#### RECORDS SHOWN:
•••
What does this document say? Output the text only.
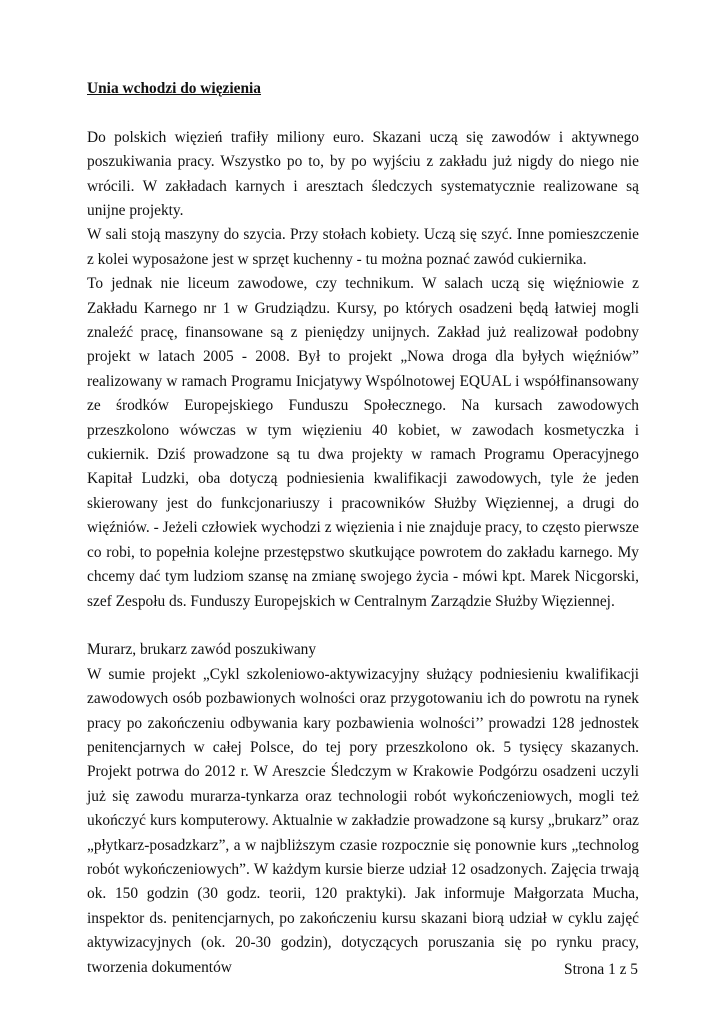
Unia wchodzi do więzienia

Do polskich więzień trafiły miliony euro. Skazani uczą się zawodów i aktywnego poszukiwania pracy. Wszystko po to, by po wyjściu z zakładu już nigdy do niego nie wrócili. W zakładach karnych i aresztach śledczych systematycznie realizowane są unijne projekty.

W sali stoją maszyny do szycia. Przy stołach kobiety. Uczą się szyć. Inne pomieszczenie z kolei wyposażone jest w sprzęt kuchenny - tu można poznać zawód cukiernika.

To jednak nie liceum zawodowe, czy technikum. W salach uczą się więźniowie z Zakładu Karnego nr 1 w Grudziądzu. Kursy, po których osadzeni będą łatwiej mogli znaleźć pracę, finansowane są z pieniędzy unijnych. Zakład już realizował podobny projekt w latach 2005 - 2008. Był to projekt „Nowa droga dla byłych więźniów” realizowany w ramach Programu Inicjatywy Wspólnotowej EQUAL i współfinansowany ze środków Europejskiego Funduszu Społecznego. Na kursach zawodowych przeszkolono wówczas w tym więzieniu 40 kobiet, w zawodach kosmetyczka i cukiernik. Dziś prowadzone są tu dwa projekty w ramach Programu Operacyjnego Kapitał Ludzki, oba dotyczą podniesienia kwalifikacji zawodowych, tyle że jeden skierowany jest do funkcjonariuszy i pracowników Służby Więziennej, a drugi do więźniów. - Jeżeli człowiek wychodzi z więzienia i nie znajduje pracy, to często pierwsze co robi, to popełnia kolejne przestępstwo skutkujące powrotem do zakładu karnego. My chcemy dać tym ludziom szansę na zmianę swojego życia - mówi kpt. Marek Nicgorski, szef Zespołu ds. Funduszy Europejskich w Centralnym Zarządzie Służby Więziennej.

Murarz, brukarz zawód poszukiwany

W sumie projekt „Cykl szkoleniowo-aktywizacyjny służący podniesieniu kwalifikacji zawodowych osób pozbawionych wolności oraz przygotowaniu ich do powrotu na rynek pracy po zakończeniu odbywania kary pozbawienia wolności’’ prowadzi 128 jednostek penitencjarnych w całej Polsce, do tej pory przeszkolono ok. 5 tysięcy skazanych. Projekt potrwa do 2012 r. W Areszcie Śledczym w Krakowie Podgórzu osadzeni uczyli już się zawodu murarza-tynkarza oraz technologii robót wykończeniowych, mogli też ukończyć kurs komputerowy. Aktualnie w zakładzie prowadzone są kursy „brukarz” oraz „płytkarz-posadzkarz”, a w najbliższym czasie rozpocznie się ponownie kurs „technolog robót wykończeniowych”. W każdym kursie bierze udział 12 osadzonych. Zajęcia trwają ok. 150 godzin (30 godz. teorii, 120 praktyki). Jak informuje Małgorzata Mucha, inspektor ds. penitencjarnych, po zakończeniu kursu skazani biorą udział w cyklu zajęć aktywizacyjnych (ok. 20-30 godzin), dotyczących poruszania się po rynku pracy, tworzenia dokumentów	Strona 1 z 5
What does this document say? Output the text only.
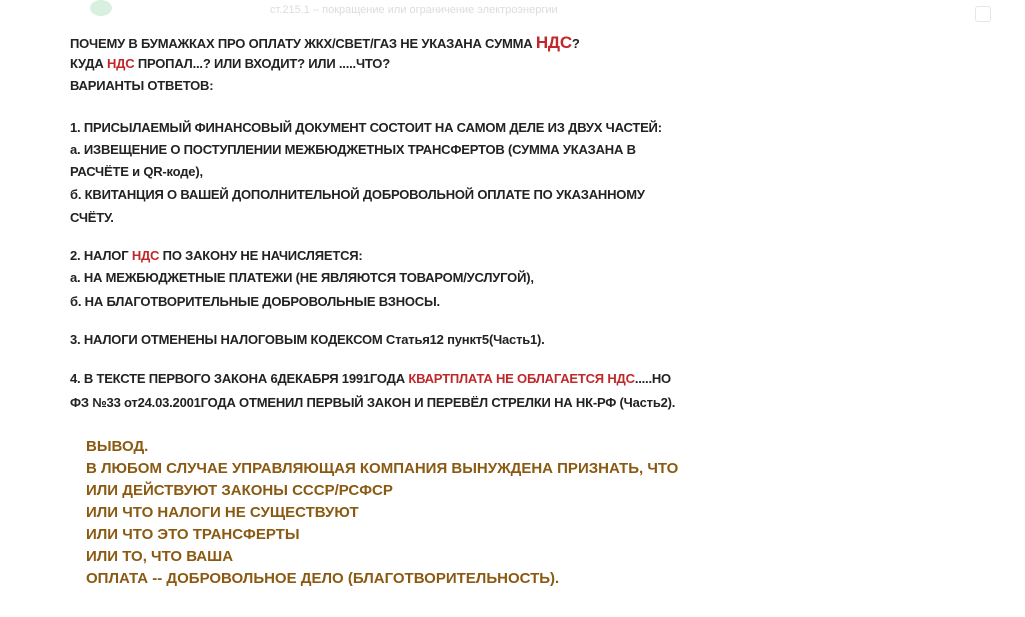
ст.215.1 – покращение или ограничение электроэнергии
ПОЧЕМУ В БУМАЖКАХ ПРО ОПЛАТУ ЖКХ/СВЕТ/ГАЗ НЕ УКАЗАНА СУММА НДС?
КУДА НДС ПРОПАЛ...? ИЛИ ВХОДИТ? ИЛИ .....ЧТО?
ВАРИАНТЫ ОТВЕТОВ:
1. ПРИСЫЛАЕМЫЙ ФИНАНСОВЫЙ ДОКУМЕНТ СОСТОИТ НА САМОМ ДЕЛЕ ИЗ ДВУХ ЧАСТЕЙ:
а. ИЗВЕЩЕНИЕ О ПОСТУПЛЕНИИ МЕЖБЮДЖЕТНЫХ ТРАНСФЕРТОВ (СУММА УКАЗАНА В
РАСЧЁТЕ и QR-коде),
б. КВИТАНЦИЯ О ВАШЕЙ ДОПОЛНИТЕЛЬНОЙ ДОБРОВОЛЬНОЙ ОПЛАТЕ ПО УКАЗАННОМУ
СЧЁТУ.
2. НАЛОГ НДС ПО ЗАКОНУ НЕ НАЧИСЛЯЕТСЯ:
а. НА МЕЖБЮДЖЕТНЫЕ ПЛАТЕЖИ (НЕ ЯВЛЯЮТСЯ ТОВАРОМ/УСЛУГОЙ),
б. НА БЛАГОТВОРИТЕЛЬНЫЕ ДОБРОВОЛЬНЫЕ ВЗНОСЫ.
3. НАЛОГИ ОТМЕНЕНЫ НАЛОГОВЫМ КОДЕКСОМ Статья12 пункт5(Часть1).
4. В ТЕКСТЕ ПЕРВОГО ЗАКОНА 6ДЕКАБРЯ 1991ГОДА КВАРТПЛАТА НЕ ОБЛАГАЕТСЯ НДС.....НО
ФЗ №33 от24.03.2001ГОДА ОТМЕНИЛ ПЕРВЫЙ ЗАКОН И ПЕРЕВЁЛ СТРЕЛКИ НА НК-РФ (Часть2).
ВЫВОД.
В ЛЮБОМ СЛУЧАЕ УПРАВЛЯЮЩАЯ КОМПАНИЯ ВЫНУЖДЕНА ПРИЗНАТЬ, ЧТО
ИЛИ ДЕЙСТВУЮТ ЗАКОНЫ СССР/РСФСР
ИЛИ ЧТО НАЛОГИ НЕ СУЩЕСТВУЮТ
ИЛИ ЧТО ЭТО ТРАНСФЕРТЫ
ИЛИ ТО, ЧТО ВАША
ОПЛАТА -- ДОБРОВОЛЬНОЕ ДЕЛО (БЛАГОТВОРИТЕЛЬНОСТЬ).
•••
#### GIVEN TASK:
Every entry above should be duplicated exactly. Do not include the images.

#### OUTPUT OF THE TASK:
What does this document say? Output the text only.
Unia wchodzi do więzienia

Do polskich więzień trafiły miliony euro. Skazani uczą się zawodów i aktywnego poszukiwania pracy. Wszystko po to, by po wyjściu z zakładu już nigdy do niego nie wrócili. W zakładach karnych i aresztach śledczych systematycznie realizowane są unijne projekty.

W sali stoją maszyny do szycia. Przy stołach kobiety. Uczą się szyć. Inne pomieszczenie z kolei wyposażone jest w sprzęt kuchenny - tu można poznać zawód cukiernika.

To jednak nie liceum zawodowe, czy technikum. W salach uczą się więźniowie z Zakładu Karnego nr 1 w Grudziądzu. Kursy, po których osadzeni będą łatwiej mogli znaleźć pracę, finansowane są z pieniędzy unijnych. Zakład już realizował podobny projekt w latach 2005 - 2008. Był to projekt „Nowa droga dla byłych więźniów” realizowany w ramach Programu Inicjatywy Wspólnotowej EQUAL i współfinansowany ze środków Europejskiego Funduszu Społecznego. Na kursach zawodowych przeszkolono wówczas w tym więzieniu 40 kobiet, w zawodach kosmetyczka i cukiernik. Dziś prowadzone są tu dwa projekty w ramach Programu Operacyjnego Kapitał Ludzki, oba dotyczą podniesienia kwalifikacji zawodowych, tyle że jeden skierowany jest do funkcjonariuszy i pracowników Służby Więziennej, a drugi do więźniów. - Jeżeli człowiek wychodzi z więzienia i nie znajduje pracy, to często pierwsze co robi, to popełnia kolejne przestępstwo skutkujące powrotem do zakładu karnego. My chcemy dać tym ludziom szansę na zmianę swojego życia - mówi kpt. Marek Nicgorski, szef Zespołu ds. Funduszy Europejskich w Centralnym Zarządzie Służby Więziennej.

Murarz, brukarz zawód poszukiwany

W sumie projekt „Cykl szkoleniowo-aktywizacyjny służący podniesieniu kwalifikacji zawodowych osób pozbawionych wolności oraz przygotowaniu ich do powrotu na rynek pracy po zakończeniu odbywania kary pozbawienia wolności’’ prowadzi 128 jednostek penitencjarnych w całej Polsce, do tej pory przeszkolono ok. 5 tysięcy skazanych. Projekt potrwa do 2012 r. W Areszcie Śledczym w Krakowie Podgórzu osadzeni uczyli już się zawodu murarza-tynkarza oraz technologii robót wykończeniowych, mogli też ukończyć kurs komputerowy. Aktualnie w zakładzie prowadzone są kursy „brukarz” oraz „płytkarz-posadzkarz”, a w najbliższym czasie rozpocznie się ponownie kurs „technolog robót wykończeniowych”. W każdym kursie bierze udział 12 osadzonych. Zajęcia trwają ok. 150 godzin (30 godz. teorii, 120 praktyki). Jak informuje Małgorzata Mucha, inspektor ds. penitencjarnych, po zakończeniu kursu skazani biorą udział w cyklu zajęć aktywizacyjnych (ok. 20-30 godzin), dotyczących poruszania się po rynku pracy, tworzenia dokumentów	Strona 1 z 5
What does this document say? Output the text only.
ст.215.1 – покращение или ограничение электроэнергии
ПОЧЕМУ В БУМАЖКАХ ПРО ОПЛАТУ ЖКХ/СВЕТ/ГАЗ НЕ УКАЗАНА СУММА НДС?
КУДА НДС ПРОПАЛ...? ИЛИ ВХОДИТ? ИЛИ .....ЧТО?
ВАРИАНТЫ ОТВЕТОВ:
1. ПРИСЫЛАЕМЫЙ ФИНАНСОВЫЙ ДОКУМЕНТ СОСТОИТ НА САМОМ ДЕЛЕ ИЗ ДВУХ ЧАСТЕЙ:
а. ИЗВЕЩЕНИЕ О ПОСТУПЛЕНИИ МЕЖБЮДЖЕТНЫХ ТРАНСФЕРТОВ (СУММА УКАЗАНА В
РАСЧЁТЕ и QR-коде),
б. КВИТАНЦИЯ О ВАШЕЙ ДОПОЛНИТЕЛЬНОЙ ДОБРОВОЛЬНОЙ ОПЛАТЕ ПО УКАЗАННОМУ
СЧЁТУ.
2. НАЛОГ НДС ПО ЗАКОНУ НЕ НАЧИСЛЯЕТСЯ:
а. НА МЕЖБЮДЖЕТНЫЕ ПЛАТЕЖИ (НЕ ЯВЛЯЮТСЯ ТОВАРОМ/УСЛУГОЙ),
б. НА БЛАГОТВОРИТЕЛЬНЫЕ ДОБРОВОЛЬНЫЕ ВЗНОСЫ.
3. НАЛОГИ ОТМЕНЕНЫ НАЛОГОВЫМ КОДЕКСОМ Статья12 пункт5(Часть1).
4. В ТЕКСТЕ ПЕРВОГО ЗАКОНА 6ДЕКАБРЯ 1991ГОДА КВАРТПЛАТА НЕ ОБЛАГАЕТСЯ НДС.....НО
ФЗ №33 от24.03.2001ГОДА ОТМЕНИЛ ПЕРВЫЙ ЗАКОН И ПЕРЕВЁЛ СТРЕЛКИ НА НК-РФ (Часть2).
ВЫВОД.
В ЛЮБОМ СЛУЧАЕ УПРАВЛЯЮЩАЯ КОМПАНИЯ ВЫНУЖДЕНА ПРИЗНАТЬ, ЧТО
ИЛИ ДЕЙСТВУЮТ ЗАКОНЫ СССР/РСФСР
ИЛИ ЧТО НАЛОГИ НЕ СУЩЕСТВУЮТ
ИЛИ ЧТО ЭТО ТРАНСФЕРТЫ
ИЛИ ТО, ЧТО ВАША
ОПЛАТА -- ДОБРОВОЛЬНОЕ ДЕЛО (БЛАГОТВОРИТЕЛЬНОСТЬ).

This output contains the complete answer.